→ Exercise prompt
Set each record down exactly, excluding all images.

→ Material
────────

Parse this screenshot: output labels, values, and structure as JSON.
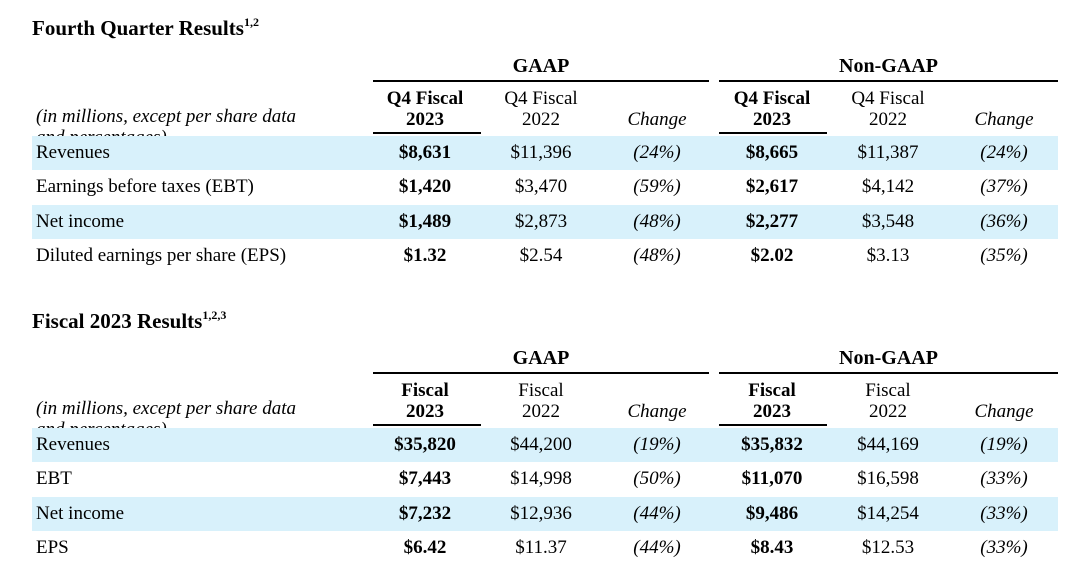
{
  "q4": {
    "title": "Fourth Quarter Results",
    "title_sup": "1,2",
    "gaap_label": "GAAP",
    "nongaap_label": "Non-GAAP",
    "note_line1": "(in millions, except per share data",
    "note_line2": "and percentages)",
    "columns": {
      "c1_line1": "Q4 Fiscal",
      "c1_line2": "2023",
      "c2_line1": "Q4 Fiscal",
      "c2_line2": "2022",
      "c3": "Change",
      "c4_line1": "Q4 Fiscal",
      "c4_line2": "2023",
      "c5_line1": "Q4 Fiscal",
      "c5_line2": "2022",
      "c6": "Change"
    },
    "rows": [
      {
        "label": "Revenues",
        "v": [
          "$8,631",
          "$11,396",
          "(24%)",
          "$8,665",
          "$11,387",
          "(24%)"
        ]
      },
      {
        "label": "Earnings before taxes (EBT)",
        "v": [
          "$1,420",
          "$3,470",
          "(59%)",
          "$2,617",
          "$4,142",
          "(37%)"
        ]
      },
      {
        "label": "Net income",
        "v": [
          "$1,489",
          "$2,873",
          "(48%)",
          "$2,277",
          "$3,548",
          "(36%)"
        ]
      },
      {
        "label": "Diluted earnings per share (EPS)",
        "v": [
          "$1.32",
          "$2.54",
          "(48%)",
          "$2.02",
          "$3.13",
          "(35%)"
        ]
      }
    ]
  },
  "fy": {
    "title": "Fiscal 2023 Results",
    "title_sup": "1,2,3",
    "gaap_label": "GAAP",
    "nongaap_label": "Non-GAAP",
    "note_line1": "(in millions, except per share data",
    "note_line2": "and percentages)",
    "columns": {
      "c1_line1": "Fiscal",
      "c1_line2": "2023",
      "c2_line1": "Fiscal",
      "c2_line2": "2022",
      "c3": "Change",
      "c4_line1": "Fiscal",
      "c4_line2": "2023",
      "c5_line1": "Fiscal",
      "c5_line2": "2022",
      "c6": "Change"
    },
    "rows": [
      {
        "label": "Revenues",
        "v": [
          "$35,820",
          "$44,200",
          "(19%)",
          "$35,832",
          "$44,169",
          "(19%)"
        ]
      },
      {
        "label": "EBT",
        "v": [
          "$7,443",
          "$14,998",
          "(50%)",
          "$11,070",
          "$16,598",
          "(33%)"
        ]
      },
      {
        "label": "Net income",
        "v": [
          "$7,232",
          "$12,936",
          "(44%)",
          "$9,486",
          "$14,254",
          "(33%)"
        ]
      },
      {
        "label": "EPS",
        "v": [
          "$6.42",
          "$11.37",
          "(44%)",
          "$8.43",
          "$12.53",
          "(33%)"
        ]
      }
    ]
  }
}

────────

→ Solved exercise
Parse this screenshot: output labels, values, and structure as JSON.
{
  "q4": {
    "title": "Fourth Quarter Results",
    "title_sup": "1,2",
    "gaap_label": "GAAP",
    "nongaap_label": "Non-GAAP",
    "note_line1": "(in millions, except per share data",
    "note_line2": "and percentages)",
    "columns": {
      "c1_line1": "Q4 Fiscal",
      "c1_line2": "2023",
      "c2_line1": "Q4 Fiscal",
      "c2_line2": "2022",
      "c3": "Change",
      "c4_line1": "Q4 Fiscal",
      "c4_line2": "2023",
      "c5_line1": "Q4 Fiscal",
      "c5_line2": "2022",
      "c6": "Change"
    },
    "rows": [
      {
        "label": "Revenues",
        "v": [
          "$8,631",
          "$11,396",
          "(24%)",
          "$8,665",
          "$11,387",
          "(24%)"
        ]
      },
      {
        "label": "Earnings before taxes (EBT)",
        "v": [
          "$1,420",
          "$3,470",
          "(59%)",
          "$2,617",
          "$4,142",
          "(37%)"
        ]
      },
      {
        "label": "Net income",
        "v": [
          "$1,489",
          "$2,873",
          "(48%)",
          "$2,277",
          "$3,548",
          "(36%)"
        ]
      },
      {
        "label": "Diluted earnings per share (EPS)",
        "v": [
          "$1.32",
          "$2.54",
          "(48%)",
          "$2.02",
          "$3.13",
          "(35%)"
        ]
      }
    ]
  },
  "fy": {
    "title": "Fiscal 2023 Results",
    "title_sup": "1,2,3",
    "gaap_label": "GAAP",
    "nongaap_label": "Non-GAAP",
    "note_line1": "(in millions, except per share data",
    "note_line2": "and percentages)",
    "columns": {
      "c1_line1": "Fiscal",
      "c1_line2": "2023",
      "c2_line1": "Fiscal",
      "c2_line2": "2022",
      "c3": "Change",
      "c4_line1": "Fiscal",
      "c4_line2": "2023",
      "c5_line1": "Fiscal",
      "c5_line2": "2022",
      "c6": "Change"
    },
    "rows": [
      {
        "label": "Revenues",
        "v": [
          "$35,820",
          "$44,200",
          "(19%)",
          "$35,832",
          "$44,169",
          "(19%)"
        ]
      },
      {
        "label": "EBT",
        "v": [
          "$7,443",
          "$14,998",
          "(50%)",
          "$11,070",
          "$16,598",
          "(33%)"
        ]
      },
      {
        "label": "Net income",
        "v": [
          "$7,232",
          "$12,936",
          "(44%)",
          "$9,486",
          "$14,254",
          "(33%)"
        ]
      },
      {
        "label": "EPS",
        "v": [
          "$6.42",
          "$11.37",
          "(44%)",
          "$8.43",
          "$12.53",
          "(33%)"
        ]
      }
    ]
  }
}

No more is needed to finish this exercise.